→ YOUR OBJECTIVE: Recast the listing below as a Markdown table with two columns, Row and Line, numbering each non-blank line in order and leaving out blank lines. Omit the pictures from the table.

→ DATA IN THIS EXERCISE:

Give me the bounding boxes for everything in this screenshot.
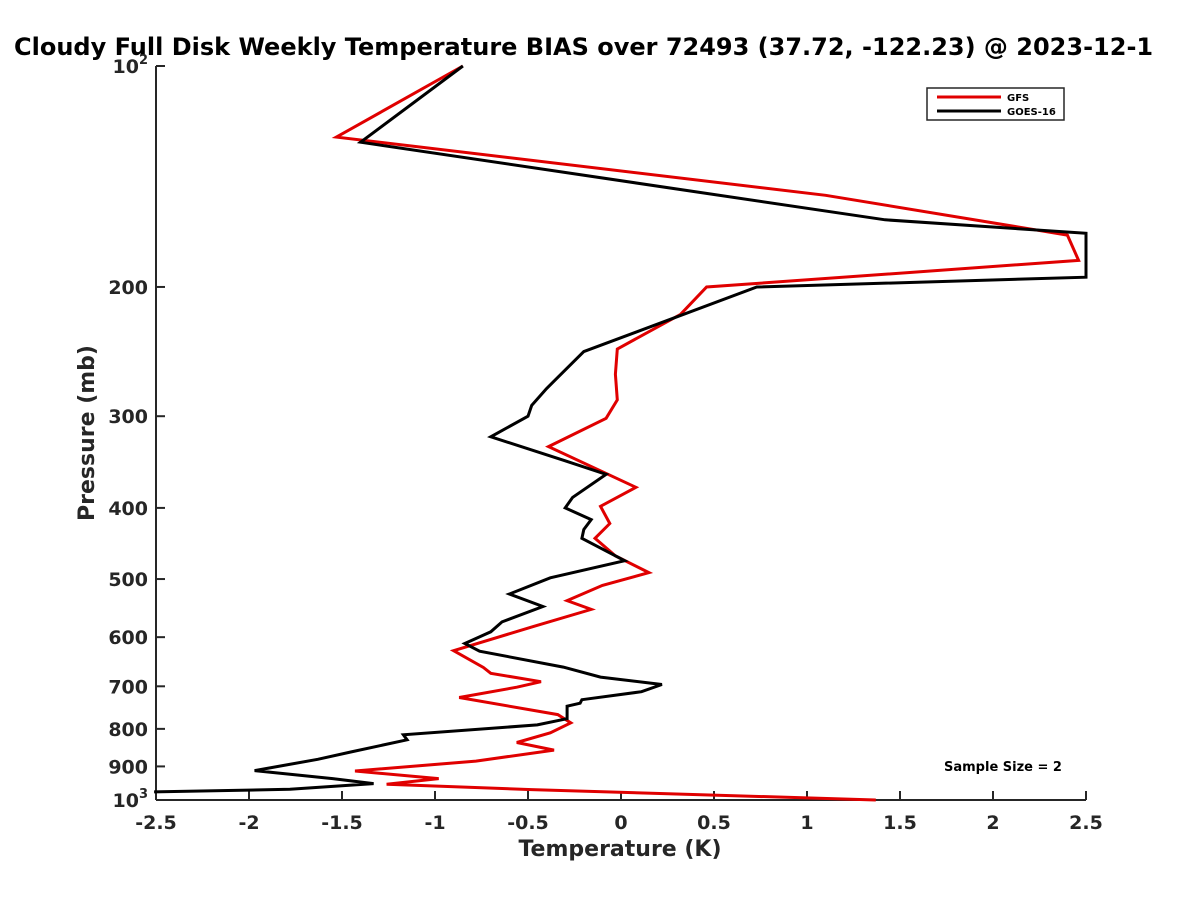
x-tick-label: 0	[614, 812, 627, 834]
plot-lines	[154, 64, 1088, 802]
x-tick-label: -1.5	[321, 812, 363, 834]
legend-box	[926, 87, 1065, 121]
x-tick-label: -0.5	[507, 812, 549, 834]
y-tick-label: 102	[113, 53, 149, 78]
x-axis-label: Temperature (K)	[518, 837, 721, 862]
y-tick-label: 600	[108, 627, 148, 649]
y-tick-label: 700	[108, 676, 148, 698]
y-tick-label: 500	[108, 569, 148, 591]
legend-label: GFS	[1007, 93, 1029, 104]
y-axis-label: Pressure (mb)	[75, 345, 100, 521]
x-tick-label: 1	[800, 812, 813, 834]
axes: -2.5 -2 -1.5 -1 -0.5 0 0.5 1 1.5 2 2.5 102 200 300 400…	[108, 53, 1103, 834]
y-tick-label: 400	[108, 498, 148, 520]
x-tick-label: 2	[986, 812, 999, 834]
x-tick-label: -1	[424, 812, 445, 834]
x-tick-label: 1.5	[883, 812, 917, 834]
y-tick-label: 300	[108, 406, 148, 428]
y-tick-label: 900	[108, 756, 148, 778]
series-line-goes-16	[154, 64, 1088, 794]
x-tick-label: -2.5	[135, 812, 177, 834]
series-line-gfs	[331, 64, 1081, 802]
y-tick-label: 103	[113, 787, 149, 812]
legend-label: GOES-16	[1007, 107, 1056, 118]
y-tick-label: 800	[108, 719, 148, 741]
sample-size-annotation: Sample Size = 2	[944, 760, 1062, 775]
y-tick-label: 200	[108, 277, 148, 299]
legend: GFS GOES-16	[926, 87, 1065, 121]
x-tick-label: 0.5	[697, 812, 731, 834]
chart-title: Cloudy Full Disk Weekly Temperature BIAS…	[14, 33, 1153, 61]
x-tick-label: 2.5	[1069, 812, 1103, 834]
x-tick-label: -2	[238, 812, 259, 834]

→ RESPONSE BELOW:
| Row | Line |
|---|---|
| 1 | Give me the bounding boxes for everything in this screenshot. |
| 2 | x-tick-label: 0	[614, 812, 627, 834] |
| 3 | plot-lines	[154, 64, 1088, 802] |
| 4 | x-tick-label: -1.5	[321, 812, 363, 834] |
| 5 | legend-box	[926, 87, 1065, 121] |
| 6 | x-tick-label: -0.5	[507, 812, 549, 834] |
| 7 | y-tick-label: 102	[113, 53, 149, 78] |
| 8 | x-axis-label: Temperature (K)	[518, 837, 721, 862] |
| 9 | y-tick-label: 600	[108, 627, 148, 649] |
| 10 | y-tick-label: 700	[108, 676, 148, 698] |
| 11 | y-tick-label: 500	[108, 569, 148, 591] |
| 12 | legend-label: GFS	[1007, 93, 1029, 104] |
| 13 | y-axis-label: Pressure (mb)	[75, 345, 100, 521] |
| 14 | x-tick-label: 1	[800, 812, 813, 834] |
| 15 | axes: -2.5 -2 -1.5 -1 -0.5 0 0.5 1 1.5 2 2.5 102 200 300 400…	[108, 53, 1103, 834] |
| 16 | y-tick-label: 400	[108, 498, 148, 520] |
| 17 | x-tick-label: 2	[986, 812, 999, 834] |
| 18 | x-tick-label: -1	[424, 812, 445, 834] |
| 19 | x-tick-label: 1.5	[883, 812, 917, 834] |
| 20 | y-tick-label: 300	[108, 406, 148, 428] |
| 21 | y-tick-label: 900	[108, 756, 148, 778] |
| 22 | series-line-goes-16	[154, 64, 1088, 794] |
| 23 | x-tick-label: -2.5	[135, 812, 177, 834] |
| 24 | series-line-gfs	[331, 64, 1081, 802] |
| 25 | y-tick-label: 103	[113, 787, 149, 812] |
| 26 | legend-label: GOES-16	[1007, 107, 1056, 118] |
| 27 | y-tick-label: 800	[108, 719, 148, 741] |
| 28 | sample-size-annotation: Sample Size = 2	[944, 760, 1062, 775] |
| 29 | y-tick-label: 200	[108, 277, 148, 299] |
| 30 | legend: GFS GOES-16	[926, 87, 1065, 121] |
| 31 | x-tick-label: 0.5	[697, 812, 731, 834] |
| 32 | chart-title: Cloudy Full Disk Weekly Temperature BIAS…	[14, 33, 1153, 61] |
| 33 | x-tick-label: 2.5	[1069, 812, 1103, 834] |
| 34 | x-tick-label: -2	[238, 812, 259, 834] |